WHAT THIS TASK INVOLVES => Note how many lines include the word "value", and give that number by itself.

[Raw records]

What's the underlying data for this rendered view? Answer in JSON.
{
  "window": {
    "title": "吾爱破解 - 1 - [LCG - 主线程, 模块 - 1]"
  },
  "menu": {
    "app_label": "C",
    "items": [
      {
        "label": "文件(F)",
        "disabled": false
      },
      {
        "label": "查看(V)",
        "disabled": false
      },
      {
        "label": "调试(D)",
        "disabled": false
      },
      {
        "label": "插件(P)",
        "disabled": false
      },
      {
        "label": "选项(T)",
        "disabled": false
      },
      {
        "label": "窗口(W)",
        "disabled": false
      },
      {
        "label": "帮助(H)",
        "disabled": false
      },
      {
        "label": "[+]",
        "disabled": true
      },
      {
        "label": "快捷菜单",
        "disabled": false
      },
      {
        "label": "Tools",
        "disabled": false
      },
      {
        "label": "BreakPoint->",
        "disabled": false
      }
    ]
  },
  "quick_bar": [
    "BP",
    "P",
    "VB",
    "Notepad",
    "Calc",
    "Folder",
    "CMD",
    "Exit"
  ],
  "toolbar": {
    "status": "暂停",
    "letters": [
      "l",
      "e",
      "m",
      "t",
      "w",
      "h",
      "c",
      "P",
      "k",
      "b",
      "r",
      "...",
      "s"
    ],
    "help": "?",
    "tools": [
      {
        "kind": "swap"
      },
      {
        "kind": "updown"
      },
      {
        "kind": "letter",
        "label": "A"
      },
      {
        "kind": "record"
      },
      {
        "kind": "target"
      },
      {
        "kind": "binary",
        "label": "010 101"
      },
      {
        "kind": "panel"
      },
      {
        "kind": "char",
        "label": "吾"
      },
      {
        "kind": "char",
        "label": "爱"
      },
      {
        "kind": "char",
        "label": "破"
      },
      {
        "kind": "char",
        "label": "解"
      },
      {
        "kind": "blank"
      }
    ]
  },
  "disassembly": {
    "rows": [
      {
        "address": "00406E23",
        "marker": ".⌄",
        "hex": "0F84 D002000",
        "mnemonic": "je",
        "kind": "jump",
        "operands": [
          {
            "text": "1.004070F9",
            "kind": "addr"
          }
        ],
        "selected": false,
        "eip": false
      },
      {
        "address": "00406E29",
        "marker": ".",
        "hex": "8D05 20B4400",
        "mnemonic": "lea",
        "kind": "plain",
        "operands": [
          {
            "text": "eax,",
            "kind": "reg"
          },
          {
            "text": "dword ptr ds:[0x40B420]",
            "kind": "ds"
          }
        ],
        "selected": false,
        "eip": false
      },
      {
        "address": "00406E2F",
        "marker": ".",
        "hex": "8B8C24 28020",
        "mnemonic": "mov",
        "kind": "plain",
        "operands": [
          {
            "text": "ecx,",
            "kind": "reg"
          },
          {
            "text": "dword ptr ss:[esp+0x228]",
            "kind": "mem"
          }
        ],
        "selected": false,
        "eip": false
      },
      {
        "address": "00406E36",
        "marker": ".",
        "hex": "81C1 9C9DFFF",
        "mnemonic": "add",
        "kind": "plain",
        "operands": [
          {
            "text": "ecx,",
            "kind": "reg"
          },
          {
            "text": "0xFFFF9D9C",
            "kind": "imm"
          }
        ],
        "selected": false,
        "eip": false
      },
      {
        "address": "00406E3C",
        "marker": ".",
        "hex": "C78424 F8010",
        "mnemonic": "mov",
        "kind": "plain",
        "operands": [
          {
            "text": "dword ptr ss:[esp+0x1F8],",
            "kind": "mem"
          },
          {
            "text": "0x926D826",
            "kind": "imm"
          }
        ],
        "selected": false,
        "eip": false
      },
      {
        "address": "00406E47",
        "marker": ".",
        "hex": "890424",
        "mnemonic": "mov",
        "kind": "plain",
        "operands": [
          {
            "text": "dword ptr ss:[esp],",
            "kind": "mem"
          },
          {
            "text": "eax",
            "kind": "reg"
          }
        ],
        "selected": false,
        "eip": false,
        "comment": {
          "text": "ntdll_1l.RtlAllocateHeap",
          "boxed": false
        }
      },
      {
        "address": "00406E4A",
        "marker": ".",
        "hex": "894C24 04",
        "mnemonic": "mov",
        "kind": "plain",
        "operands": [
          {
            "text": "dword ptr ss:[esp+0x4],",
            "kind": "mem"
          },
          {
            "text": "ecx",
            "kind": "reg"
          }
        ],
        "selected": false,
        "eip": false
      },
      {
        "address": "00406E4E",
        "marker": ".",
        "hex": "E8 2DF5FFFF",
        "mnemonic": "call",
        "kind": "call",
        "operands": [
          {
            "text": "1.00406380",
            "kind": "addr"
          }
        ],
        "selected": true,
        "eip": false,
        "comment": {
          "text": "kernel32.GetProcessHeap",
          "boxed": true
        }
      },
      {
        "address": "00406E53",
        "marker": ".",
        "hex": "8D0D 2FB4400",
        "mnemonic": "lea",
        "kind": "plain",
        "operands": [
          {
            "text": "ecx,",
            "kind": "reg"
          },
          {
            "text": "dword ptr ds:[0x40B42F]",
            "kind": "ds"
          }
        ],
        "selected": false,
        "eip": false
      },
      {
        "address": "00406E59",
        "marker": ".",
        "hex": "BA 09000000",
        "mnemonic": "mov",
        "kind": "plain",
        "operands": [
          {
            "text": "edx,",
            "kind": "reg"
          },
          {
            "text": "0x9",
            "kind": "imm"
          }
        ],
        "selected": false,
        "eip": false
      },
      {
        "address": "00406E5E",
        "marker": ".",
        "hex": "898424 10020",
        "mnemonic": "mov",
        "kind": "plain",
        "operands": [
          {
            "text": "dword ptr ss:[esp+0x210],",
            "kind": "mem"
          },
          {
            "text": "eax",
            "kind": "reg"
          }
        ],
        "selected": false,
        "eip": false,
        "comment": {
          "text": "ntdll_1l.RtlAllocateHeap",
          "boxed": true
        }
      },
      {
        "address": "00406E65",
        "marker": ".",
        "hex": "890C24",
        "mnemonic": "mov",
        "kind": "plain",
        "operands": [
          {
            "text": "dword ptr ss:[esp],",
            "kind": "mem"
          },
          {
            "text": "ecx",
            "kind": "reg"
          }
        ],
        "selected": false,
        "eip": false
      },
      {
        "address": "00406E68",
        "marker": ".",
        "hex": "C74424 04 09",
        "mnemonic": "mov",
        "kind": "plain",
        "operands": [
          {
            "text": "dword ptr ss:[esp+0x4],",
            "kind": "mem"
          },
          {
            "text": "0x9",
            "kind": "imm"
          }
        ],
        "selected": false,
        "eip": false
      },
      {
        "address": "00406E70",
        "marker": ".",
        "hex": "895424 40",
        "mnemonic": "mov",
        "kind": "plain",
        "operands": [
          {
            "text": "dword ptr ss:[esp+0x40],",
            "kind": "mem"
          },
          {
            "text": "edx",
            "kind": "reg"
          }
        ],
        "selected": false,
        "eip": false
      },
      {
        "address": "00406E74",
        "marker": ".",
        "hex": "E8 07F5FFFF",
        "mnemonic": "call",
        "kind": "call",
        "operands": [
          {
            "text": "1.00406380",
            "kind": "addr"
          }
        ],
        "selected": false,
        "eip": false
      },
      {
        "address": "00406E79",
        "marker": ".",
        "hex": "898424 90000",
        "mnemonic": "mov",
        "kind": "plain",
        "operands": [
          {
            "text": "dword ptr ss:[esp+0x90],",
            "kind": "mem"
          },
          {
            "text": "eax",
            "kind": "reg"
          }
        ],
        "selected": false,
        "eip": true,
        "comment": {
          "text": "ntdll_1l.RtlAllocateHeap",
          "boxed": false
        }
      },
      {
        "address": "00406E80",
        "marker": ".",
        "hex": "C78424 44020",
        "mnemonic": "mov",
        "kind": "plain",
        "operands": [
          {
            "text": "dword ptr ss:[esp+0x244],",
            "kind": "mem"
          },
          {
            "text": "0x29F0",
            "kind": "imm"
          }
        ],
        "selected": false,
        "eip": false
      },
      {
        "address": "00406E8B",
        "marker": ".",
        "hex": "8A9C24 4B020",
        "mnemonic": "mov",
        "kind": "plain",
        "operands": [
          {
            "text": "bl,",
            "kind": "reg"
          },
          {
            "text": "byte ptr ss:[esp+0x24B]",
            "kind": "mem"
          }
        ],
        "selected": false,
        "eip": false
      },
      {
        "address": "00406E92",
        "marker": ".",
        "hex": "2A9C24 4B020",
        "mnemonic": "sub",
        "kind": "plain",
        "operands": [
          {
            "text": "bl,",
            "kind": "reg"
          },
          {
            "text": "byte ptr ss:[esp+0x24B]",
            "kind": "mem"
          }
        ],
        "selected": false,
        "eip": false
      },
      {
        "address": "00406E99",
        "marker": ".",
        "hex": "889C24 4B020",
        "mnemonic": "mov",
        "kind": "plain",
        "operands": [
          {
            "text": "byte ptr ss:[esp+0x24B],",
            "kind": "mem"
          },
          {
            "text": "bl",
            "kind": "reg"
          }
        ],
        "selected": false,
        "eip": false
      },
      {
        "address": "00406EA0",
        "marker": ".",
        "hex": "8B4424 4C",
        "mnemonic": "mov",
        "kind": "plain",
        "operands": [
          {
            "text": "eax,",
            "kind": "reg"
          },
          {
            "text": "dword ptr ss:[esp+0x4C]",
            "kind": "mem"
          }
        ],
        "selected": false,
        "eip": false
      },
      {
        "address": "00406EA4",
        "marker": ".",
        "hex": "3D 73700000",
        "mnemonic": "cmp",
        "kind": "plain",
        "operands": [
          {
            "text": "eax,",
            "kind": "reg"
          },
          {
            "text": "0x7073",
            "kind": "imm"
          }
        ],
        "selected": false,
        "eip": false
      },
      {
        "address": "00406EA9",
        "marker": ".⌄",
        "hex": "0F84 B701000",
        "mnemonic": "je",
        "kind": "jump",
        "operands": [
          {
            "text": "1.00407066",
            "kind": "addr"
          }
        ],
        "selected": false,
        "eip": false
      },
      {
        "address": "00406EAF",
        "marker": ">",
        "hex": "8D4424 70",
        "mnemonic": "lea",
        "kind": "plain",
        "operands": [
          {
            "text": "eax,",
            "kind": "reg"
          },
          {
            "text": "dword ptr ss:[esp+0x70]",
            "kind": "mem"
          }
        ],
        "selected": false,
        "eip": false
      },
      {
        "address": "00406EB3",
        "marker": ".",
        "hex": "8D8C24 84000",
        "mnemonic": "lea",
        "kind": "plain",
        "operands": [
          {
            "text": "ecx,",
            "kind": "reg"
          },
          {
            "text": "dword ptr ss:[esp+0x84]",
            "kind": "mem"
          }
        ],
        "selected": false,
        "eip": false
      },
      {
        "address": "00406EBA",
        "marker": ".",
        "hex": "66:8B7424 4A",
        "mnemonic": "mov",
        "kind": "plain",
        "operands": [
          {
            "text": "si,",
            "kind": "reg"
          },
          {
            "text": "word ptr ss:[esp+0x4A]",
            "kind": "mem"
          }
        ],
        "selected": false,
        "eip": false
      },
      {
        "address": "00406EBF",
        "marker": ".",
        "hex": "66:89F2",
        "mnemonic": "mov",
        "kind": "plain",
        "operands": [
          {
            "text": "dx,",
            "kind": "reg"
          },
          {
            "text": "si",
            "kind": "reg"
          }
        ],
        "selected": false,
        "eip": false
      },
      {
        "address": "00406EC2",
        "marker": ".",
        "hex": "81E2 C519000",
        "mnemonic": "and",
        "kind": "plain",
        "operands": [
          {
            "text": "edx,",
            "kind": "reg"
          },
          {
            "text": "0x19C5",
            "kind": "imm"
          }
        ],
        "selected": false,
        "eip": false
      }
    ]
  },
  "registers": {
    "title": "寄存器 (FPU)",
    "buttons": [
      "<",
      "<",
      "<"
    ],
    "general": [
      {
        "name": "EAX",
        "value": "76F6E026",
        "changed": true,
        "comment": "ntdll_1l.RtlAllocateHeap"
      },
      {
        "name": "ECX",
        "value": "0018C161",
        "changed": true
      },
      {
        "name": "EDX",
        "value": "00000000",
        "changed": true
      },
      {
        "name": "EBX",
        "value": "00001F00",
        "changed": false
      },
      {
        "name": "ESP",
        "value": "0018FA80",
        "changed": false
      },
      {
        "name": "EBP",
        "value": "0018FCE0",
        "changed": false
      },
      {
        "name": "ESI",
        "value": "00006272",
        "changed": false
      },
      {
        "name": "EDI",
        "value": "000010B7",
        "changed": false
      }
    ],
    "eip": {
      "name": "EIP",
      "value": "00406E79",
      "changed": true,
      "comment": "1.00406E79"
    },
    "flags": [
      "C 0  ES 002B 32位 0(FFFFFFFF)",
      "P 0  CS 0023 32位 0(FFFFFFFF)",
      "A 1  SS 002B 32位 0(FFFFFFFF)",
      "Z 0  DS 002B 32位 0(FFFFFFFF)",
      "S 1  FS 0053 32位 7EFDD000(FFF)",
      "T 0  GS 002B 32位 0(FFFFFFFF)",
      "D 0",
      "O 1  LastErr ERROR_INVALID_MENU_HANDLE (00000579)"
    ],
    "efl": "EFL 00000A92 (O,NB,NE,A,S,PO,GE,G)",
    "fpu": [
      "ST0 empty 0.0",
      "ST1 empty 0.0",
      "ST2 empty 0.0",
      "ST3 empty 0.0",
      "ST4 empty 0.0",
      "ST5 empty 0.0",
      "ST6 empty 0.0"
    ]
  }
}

ANSWER TO THE TASK => 9